Give the listing again character for character, but drop the images.

(Chart and figure data)
════

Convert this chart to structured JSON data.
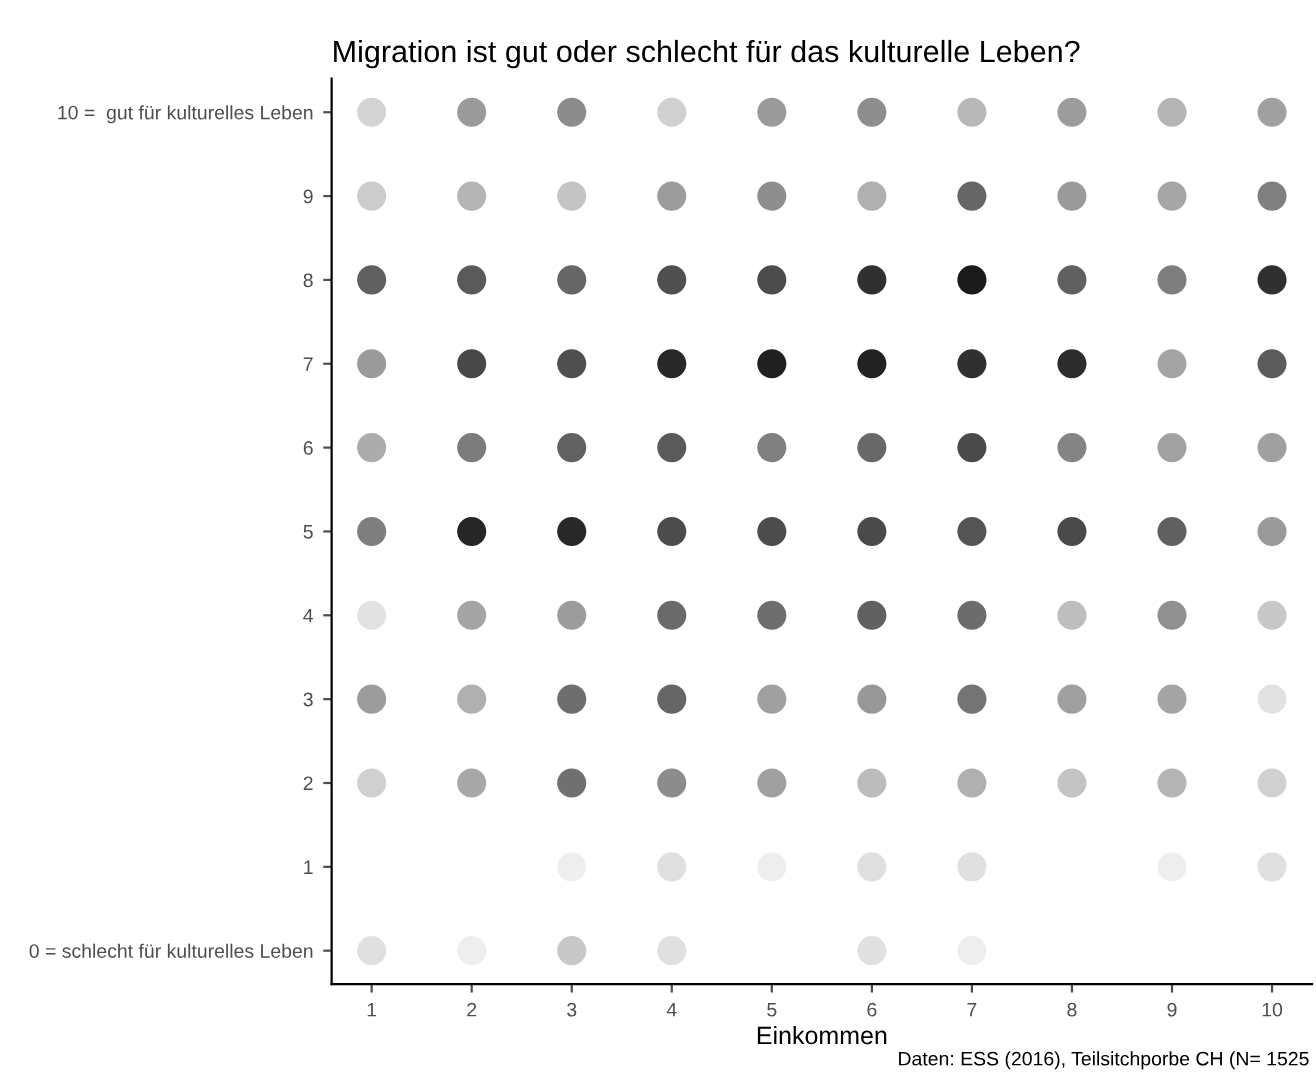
{
  "chart_data": {
    "type": "scatter",
    "title": "Migration ist gut oder schlecht für das kulturelle Leben?",
    "xlabel": "Einkommen",
    "annotations": [
      "Daten: ESS (2016), Teilsitchporbe CH (N= 1525"
    ],
    "marker": "circle",
    "grid": false,
    "legend": false,
    "xlim": [
      0.6,
      10.4
    ],
    "ylim": [
      -0.4,
      10.4
    ],
    "xticks": [
      1,
      2,
      3,
      4,
      5,
      6,
      7,
      8,
      9,
      10
    ],
    "yticks": [
      {
        "value": 0,
        "label": "0 = schlecht für kulturelles Leben"
      },
      1,
      2,
      3,
      4,
      5,
      6,
      7,
      8,
      9,
      {
        "value": 10,
        "label": "10 =  gut für kulturelles Leben"
      }
    ],
    "series": [
      {
        "x": [
          1,
          2,
          3,
          4,
          5,
          6,
          7,
          8,
          9,
          10,
          1,
          2,
          3,
          4,
          5,
          6,
          7,
          8,
          9,
          10,
          1,
          2,
          3,
          4,
          5,
          6,
          7,
          8,
          9,
          10,
          1,
          2,
          3,
          4,
          5,
          6,
          7,
          8,
          9,
          10,
          1,
          2,
          3,
          4,
          5,
          6,
          7,
          8,
          9,
          10,
          1,
          2,
          3,
          4,
          5,
          6,
          7,
          8,
          9,
          10,
          1,
          2,
          3,
          4,
          5,
          6,
          7,
          8,
          9,
          10,
          1,
          2,
          3,
          4,
          5,
          6,
          7,
          8,
          9,
          10,
          1,
          2,
          3,
          4,
          5,
          6,
          7,
          8,
          9,
          10,
          3,
          4,
          5,
          6,
          7,
          9,
          10,
          1,
          2,
          3,
          4,
          6,
          7
        ],
        "values": [
          10,
          10,
          10,
          10,
          10,
          10,
          10,
          10,
          10,
          10,
          9,
          9,
          9,
          9,
          9,
          9,
          9,
          9,
          9,
          9,
          8,
          8,
          8,
          8,
          8,
          8,
          8,
          8,
          8,
          8,
          7,
          7,
          7,
          7,
          7,
          7,
          7,
          7,
          7,
          7,
          6,
          6,
          6,
          6,
          6,
          6,
          6,
          6,
          6,
          6,
          5,
          5,
          5,
          5,
          5,
          5,
          5,
          5,
          5,
          5,
          4,
          4,
          4,
          4,
          4,
          4,
          4,
          4,
          4,
          4,
          3,
          3,
          3,
          3,
          3,
          3,
          3,
          3,
          3,
          3,
          2,
          2,
          2,
          2,
          2,
          2,
          2,
          2,
          2,
          2,
          1,
          1,
          1,
          1,
          1,
          1,
          1,
          0,
          0,
          0,
          0,
          0,
          0
        ],
        "colors": [
          "#d4d4d4",
          "#9a9a9a",
          "#8c8c8c",
          "#d0d0d0",
          "#9a9a9a",
          "#8e8e8e",
          "#b8b8b8",
          "#9c9c9c",
          "#b4b4b4",
          "#a0a0a0",
          "#cccccc",
          "#b4b4b4",
          "#c4c4c4",
          "#9c9c9c",
          "#8e8e8e",
          "#b0b0b0",
          "#666666",
          "#9a9a9a",
          "#a6a6a6",
          "#808080",
          "#606060",
          "#5a5a5a",
          "#666666",
          "#505050",
          "#4c4c4c",
          "#303030",
          "#1a1a1a",
          "#606060",
          "#7e7e7e",
          "#303030",
          "#9a9a9a",
          "#484848",
          "#505050",
          "#282828",
          "#202020",
          "#222222",
          "#303030",
          "#2c2c2c",
          "#a4a4a4",
          "#5c5c5c",
          "#acacac",
          "#7c7c7c",
          "#626262",
          "#5a5a5a",
          "#808080",
          "#686868",
          "#4a4a4a",
          "#848484",
          "#a2a2a2",
          "#a0a0a0",
          "#7e7e7e",
          "#262626",
          "#282828",
          "#4c4c4c",
          "#4c4c4c",
          "#4a4a4a",
          "#545454",
          "#4a4a4a",
          "#606060",
          "#9a9a9a",
          "#e2e2e2",
          "#a4a4a4",
          "#9c9c9c",
          "#6a6a6a",
          "#6e6e6e",
          "#606060",
          "#6c6c6c",
          "#bebebe",
          "#909090",
          "#c8c8c8",
          "#9c9c9c",
          "#b0b0b0",
          "#6e6e6e",
          "#666666",
          "#a0a0a0",
          "#989898",
          "#747474",
          "#a0a0a0",
          "#a4a4a4",
          "#e2e2e2",
          "#d0d0d0",
          "#a8a8a8",
          "#707070",
          "#8c8c8c",
          "#a0a0a0",
          "#bcbcbc",
          "#b0b0b0",
          "#c4c4c4",
          "#b4b4b4",
          "#d0d0d0",
          "#eeeeee",
          "#e0e0e0",
          "#eeeeee",
          "#e0e0e0",
          "#e0e0e0",
          "#eeeeee",
          "#e0e0e0",
          "#e0e0e0",
          "#eeeeee",
          "#c8c8c8",
          "#e0e0e0",
          "#e0e0e0",
          "#eeeeee"
        ]
      }
    ]
  }
}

════

FINAL ANSWER
Convert this chart to structured JSON data.
{
  "chart_data": {
    "type": "scatter",
    "title": "Migration ist gut oder schlecht für das kulturelle Leben?",
    "xlabel": "Einkommen",
    "annotations": [
      "Daten: ESS (2016), Teilsitchporbe CH (N= 1525"
    ],
    "marker": "circle",
    "grid": false,
    "legend": false,
    "xlim": [
      0.6,
      10.4
    ],
    "ylim": [
      -0.4,
      10.4
    ],
    "xticks": [
      1,
      2,
      3,
      4,
      5,
      6,
      7,
      8,
      9,
      10
    ],
    "yticks": [
      {
        "value": 0,
        "label": "0 = schlecht für kulturelles Leben"
      },
      1,
      2,
      3,
      4,
      5,
      6,
      7,
      8,
      9,
      {
        "value": 10,
        "label": "10 =  gut für kulturelles Leben"
      }
    ],
    "series": [
      {
        "x": [
          1,
          2,
          3,
          4,
          5,
          6,
          7,
          8,
          9,
          10,
          1,
          2,
          3,
          4,
          5,
          6,
          7,
          8,
          9,
          10,
          1,
          2,
          3,
          4,
          5,
          6,
          7,
          8,
          9,
          10,
          1,
          2,
          3,
          4,
          5,
          6,
          7,
          8,
          9,
          10,
          1,
          2,
          3,
          4,
          5,
          6,
          7,
          8,
          9,
          10,
          1,
          2,
          3,
          4,
          5,
          6,
          7,
          8,
          9,
          10,
          1,
          2,
          3,
          4,
          5,
          6,
          7,
          8,
          9,
          10,
          1,
          2,
          3,
          4,
          5,
          6,
          7,
          8,
          9,
          10,
          1,
          2,
          3,
          4,
          5,
          6,
          7,
          8,
          9,
          10,
          3,
          4,
          5,
          6,
          7,
          9,
          10,
          1,
          2,
          3,
          4,
          6,
          7
        ],
        "values": [
          10,
          10,
          10,
          10,
          10,
          10,
          10,
          10,
          10,
          10,
          9,
          9,
          9,
          9,
          9,
          9,
          9,
          9,
          9,
          9,
          8,
          8,
          8,
          8,
          8,
          8,
          8,
          8,
          8,
          8,
          7,
          7,
          7,
          7,
          7,
          7,
          7,
          7,
          7,
          7,
          6,
          6,
          6,
          6,
          6,
          6,
          6,
          6,
          6,
          6,
          5,
          5,
          5,
          5,
          5,
          5,
          5,
          5,
          5,
          5,
          4,
          4,
          4,
          4,
          4,
          4,
          4,
          4,
          4,
          4,
          3,
          3,
          3,
          3,
          3,
          3,
          3,
          3,
          3,
          3,
          2,
          2,
          2,
          2,
          2,
          2,
          2,
          2,
          2,
          2,
          1,
          1,
          1,
          1,
          1,
          1,
          1,
          0,
          0,
          0,
          0,
          0,
          0
        ],
        "colors": [
          "#d4d4d4",
          "#9a9a9a",
          "#8c8c8c",
          "#d0d0d0",
          "#9a9a9a",
          "#8e8e8e",
          "#b8b8b8",
          "#9c9c9c",
          "#b4b4b4",
          "#a0a0a0",
          "#cccccc",
          "#b4b4b4",
          "#c4c4c4",
          "#9c9c9c",
          "#8e8e8e",
          "#b0b0b0",
          "#666666",
          "#9a9a9a",
          "#a6a6a6",
          "#808080",
          "#606060",
          "#5a5a5a",
          "#666666",
          "#505050",
          "#4c4c4c",
          "#303030",
          "#1a1a1a",
          "#606060",
          "#7e7e7e",
          "#303030",
          "#9a9a9a",
          "#484848",
          "#505050",
          "#282828",
          "#202020",
          "#222222",
          "#303030",
          "#2c2c2c",
          "#a4a4a4",
          "#5c5c5c",
          "#acacac",
          "#7c7c7c",
          "#626262",
          "#5a5a5a",
          "#808080",
          "#686868",
          "#4a4a4a",
          "#848484",
          "#a2a2a2",
          "#a0a0a0",
          "#7e7e7e",
          "#262626",
          "#282828",
          "#4c4c4c",
          "#4c4c4c",
          "#4a4a4a",
          "#545454",
          "#4a4a4a",
          "#606060",
          "#9a9a9a",
          "#e2e2e2",
          "#a4a4a4",
          "#9c9c9c",
          "#6a6a6a",
          "#6e6e6e",
          "#606060",
          "#6c6c6c",
          "#bebebe",
          "#909090",
          "#c8c8c8",
          "#9c9c9c",
          "#b0b0b0",
          "#6e6e6e",
          "#666666",
          "#a0a0a0",
          "#989898",
          "#747474",
          "#a0a0a0",
          "#a4a4a4",
          "#e2e2e2",
          "#d0d0d0",
          "#a8a8a8",
          "#707070",
          "#8c8c8c",
          "#a0a0a0",
          "#bcbcbc",
          "#b0b0b0",
          "#c4c4c4",
          "#b4b4b4",
          "#d0d0d0",
          "#eeeeee",
          "#e0e0e0",
          "#eeeeee",
          "#e0e0e0",
          "#e0e0e0",
          "#eeeeee",
          "#e0e0e0",
          "#e0e0e0",
          "#eeeeee",
          "#c8c8c8",
          "#e0e0e0",
          "#e0e0e0",
          "#eeeeee"
        ]
      }
    ]
  }
}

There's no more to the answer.